### Excerpted records:
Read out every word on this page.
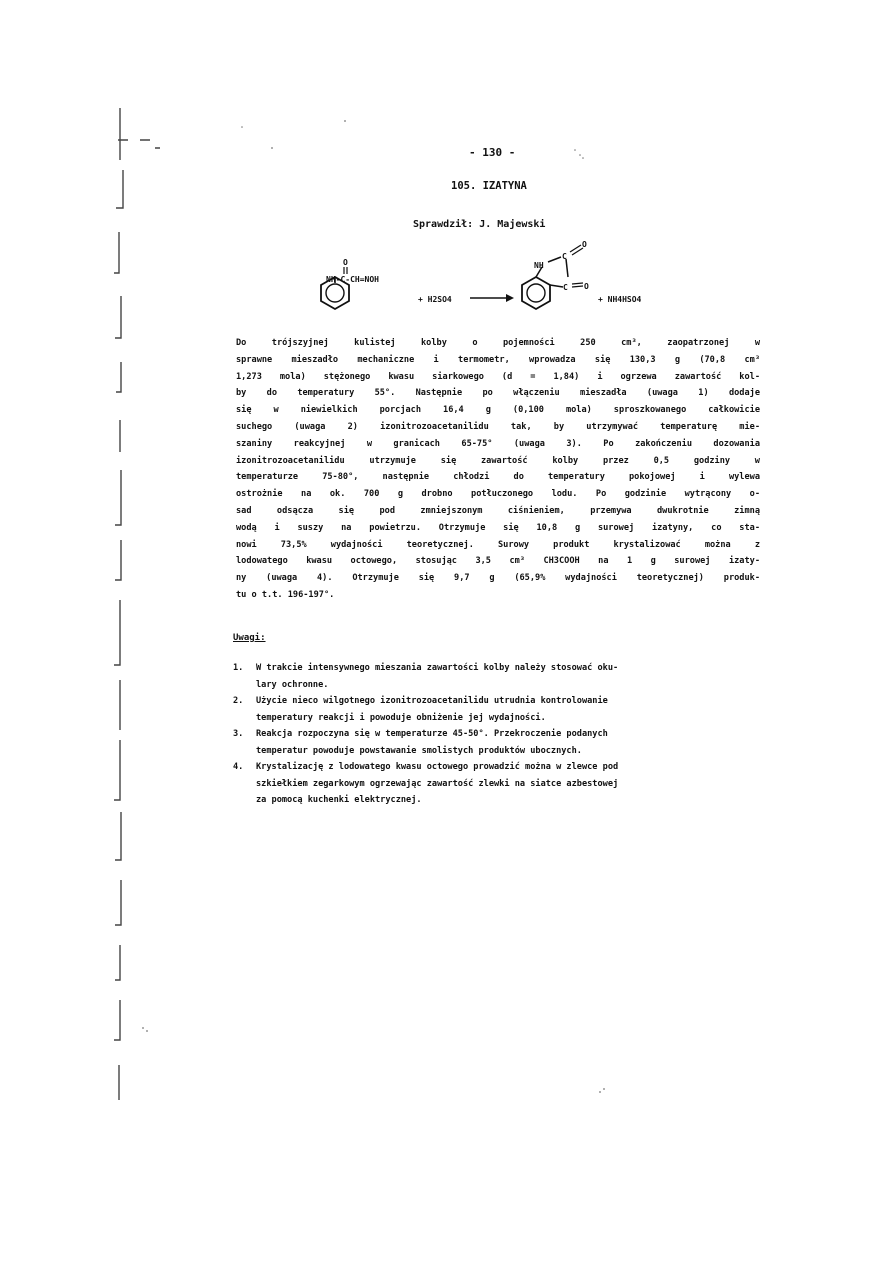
- 130 -
105. IZATYNA
Sprawdził: J. Majewski
O
NH-C-CH=NOH
+ H2SO4
NH
C
C
O
O
+ NH4HSO4
Do trójszyjnej kulistej kolby o pojemności 250 cm³, zaopatrzonej w
sprawne mieszadło mechaniczne i termometr, wprowadza się 130,3 g (70,8 cm³
1,273 mola) stężonego kwasu siarkowego (d = 1,84) i ogrzewa zawartość kol-
by do temperatury 55°. Następnie po włączeniu mieszadła (uwaga 1) dodaje
się w niewielkich porcjach 16,4 g (0,100 mola) sproszkowanego całkowicie
suchego (uwaga 2) izonitrozoacetanilidu tak, by utrzymywać temperaturę mie-
szaniny reakcyjnej w granicach 65-75° (uwaga 3). Po zakończeniu dozowania
izonitrozoacetanilidu utrzymuje się zawartość kolby przez 0,5 godziny w
temperaturze 75-80°, następnie chłodzi do temperatury pokojowej i wylewa
ostrożnie na ok. 700 g drobno potłuczonego lodu. Po godzinie wytrącony o-
sad odsącza się pod zmniejszonym ciśnieniem, przemywa dwukrotnie zimną
wodą i suszy na powietrzu. Otrzymuje się 10,8 g surowej izatyny, co sta-
nowi 73,5% wydajności teoretycznej. Surowy produkt krystalizować można z
lodowatego kwasu octowego, stosując 3,5 cm³ CH3COOH na 1 g surowej izaty-
ny (uwaga 4). Otrzymuje się 9,7 g (65,9% wydajności teoretycznej) produk-
tu o t.t. 196-197°.
Uwagi:
1. W trakcie intensywnego mieszania zawartości kolby należy stosować oku-
lary ochronne.
2. Użycie nieco wilgotnego izonitrozoacetanilidu utrudnia kontrolowanie
temperatury reakcji i powoduje obniżenie jej wydajności.
3. Reakcja rozpoczyna się w temperaturze 45-50°. Przekroczenie podanych
temperatur powoduje powstawanie smolistych produktów ubocznych.
4. Krystalizację z lodowatego kwasu octowego prowadzić można w zlewce pod
szkiełkiem zegarkowym ogrzewając zawartość zlewki na siatce azbestowej
za pomocą kuchenki elektrycznej.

### Brief:
Lines that include the word "octowego" are to be extracted from the data above.

### Response to this task:
lodowatego kwasu octowego, stosując 3,5 cm³ CH3COOH na 1 g surowej izaty-
4. Krystalizację z lodowatego kwasu octowego prowadzić można w zlewce pod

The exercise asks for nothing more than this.